## BEGIN Data shown
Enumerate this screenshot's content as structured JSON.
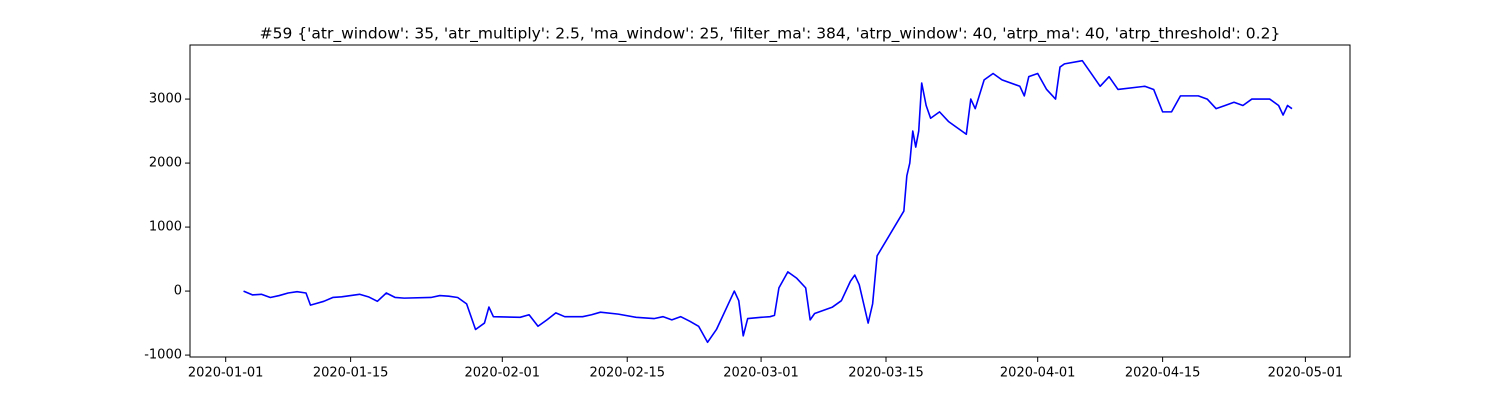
{
  "chart_data": {
    "type": "line",
    "title": "#59 {'atr_window': 35, 'atr_multiply': 2.5, 'ma_window': 25, 'filter_ma': 384, 'atrp_window': 40, 'atrp_ma': 40, 'atrp_threshold': 0.2}",
    "x": [
      "2020-01-03",
      "2020-01-04",
      "2020-01-05",
      "2020-01-06",
      "2020-01-07",
      "2020-01-08",
      "2020-01-09",
      "2020-01-10",
      "2020-01-10T12:00",
      "2020-01-11",
      "2020-01-12",
      "2020-01-13",
      "2020-01-14",
      "2020-01-15",
      "2020-01-16",
      "2020-01-17",
      "2020-01-18",
      "2020-01-19",
      "2020-01-20",
      "2020-01-21",
      "2020-01-24",
      "2020-01-25",
      "2020-01-26",
      "2020-01-27",
      "2020-01-28",
      "2020-01-29",
      "2020-01-30",
      "2020-01-30T12:00",
      "2020-01-31",
      "2020-02-03",
      "2020-02-04",
      "2020-02-05",
      "2020-02-06",
      "2020-02-07",
      "2020-02-08",
      "2020-02-10",
      "2020-02-11",
      "2020-02-12",
      "2020-02-14",
      "2020-02-16",
      "2020-02-18",
      "2020-02-19",
      "2020-02-20",
      "2020-02-21",
      "2020-02-22",
      "2020-02-23",
      "2020-02-24",
      "2020-02-25",
      "2020-02-26",
      "2020-02-27",
      "2020-02-27T12:00",
      "2020-02-28",
      "2020-02-28T12:00",
      "2020-03-01",
      "2020-03-02",
      "2020-03-02T12:00",
      "2020-03-03",
      "2020-03-04",
      "2020-03-05",
      "2020-03-06",
      "2020-03-06T12:00",
      "2020-03-07",
      "2020-03-09",
      "2020-03-10",
      "2020-03-11",
      "2020-03-11T12:00",
      "2020-03-12",
      "2020-03-12T12:00",
      "2020-03-13",
      "2020-03-13T12:00",
      "2020-03-14",
      "2020-03-17",
      "2020-03-17T08:00",
      "2020-03-17T16:00",
      "2020-03-18",
      "2020-03-18T08:00",
      "2020-03-18T16:00",
      "2020-03-19",
      "2020-03-19T12:00",
      "2020-03-20",
      "2020-03-21",
      "2020-03-22",
      "2020-03-23",
      "2020-03-24",
      "2020-03-24T12:00",
      "2020-03-25",
      "2020-03-26",
      "2020-03-27",
      "2020-03-28",
      "2020-03-30",
      "2020-03-30T12:00",
      "2020-03-31",
      "2020-04-01",
      "2020-04-02",
      "2020-04-03",
      "2020-04-03T12:00",
      "2020-04-04",
      "2020-04-06",
      "2020-04-07",
      "2020-04-08",
      "2020-04-09",
      "2020-04-10",
      "2020-04-13",
      "2020-04-14",
      "2020-04-15",
      "2020-04-16",
      "2020-04-17",
      "2020-04-19",
      "2020-04-20",
      "2020-04-21",
      "2020-04-22",
      "2020-04-23",
      "2020-04-24",
      "2020-04-25",
      "2020-04-27",
      "2020-04-28",
      "2020-04-28T12:00",
      "2020-04-29",
      "2020-04-29T12:00"
    ],
    "series": [
      {
        "color": "#0000ff",
        "values": [
          0,
          -60,
          -50,
          -100,
          -70,
          -30,
          -10,
          -30,
          -220,
          -200,
          -160,
          -100,
          -90,
          -70,
          -50,
          -90,
          -160,
          -30,
          -100,
          -110,
          -100,
          -70,
          -80,
          -100,
          -200,
          -600,
          -500,
          -250,
          -400,
          -410,
          -370,
          -550,
          -450,
          -340,
          -400,
          -400,
          -370,
          -330,
          -360,
          -410,
          -430,
          -400,
          -450,
          -400,
          -470,
          -550,
          -800,
          -600,
          -300,
          0,
          -150,
          -700,
          -430,
          -410,
          -400,
          -380,
          50,
          300,
          200,
          50,
          -450,
          -350,
          -250,
          -150,
          150,
          250,
          100,
          -200,
          -500,
          -200,
          550,
          1250,
          1800,
          2000,
          2500,
          2250,
          2500,
          3250,
          2900,
          2700,
          2800,
          2650,
          2550,
          2450,
          3000,
          2850,
          3300,
          3400,
          3300,
          3200,
          3050,
          3350,
          3400,
          3150,
          3000,
          3500,
          3550,
          3600,
          3400,
          3200,
          3350,
          3150,
          3200,
          3150,
          2800,
          2800,
          3050,
          3050,
          3000,
          2850,
          2900,
          2950,
          2900,
          3000,
          3000,
          2900,
          2750,
          2900,
          2850
        ]
      }
    ],
    "xlim": [
      "2019-12-28",
      "2020-05-06"
    ],
    "xticks": [
      "2020-01-01",
      "2020-01-15",
      "2020-02-01",
      "2020-02-15",
      "2020-03-01",
      "2020-03-15",
      "2020-04-01",
      "2020-04-15",
      "2020-05-01"
    ],
    "ylim": [
      -1030,
      3845
    ],
    "yticks": [
      -1000,
      0,
      1000,
      2000,
      3000
    ]
  }
}
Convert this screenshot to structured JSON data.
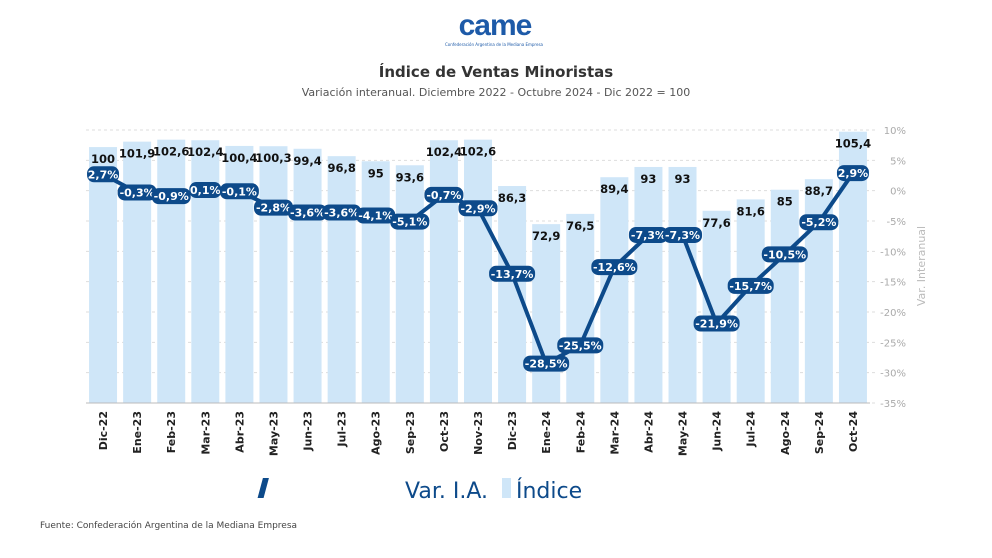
## END Data shown
Job:
Every line of the records that includes the word "structured" should be gathered.

Answer for this exercise:
Enumerate this screenshot's content as structured JSON.
Convert this screenshot to structured JSON data.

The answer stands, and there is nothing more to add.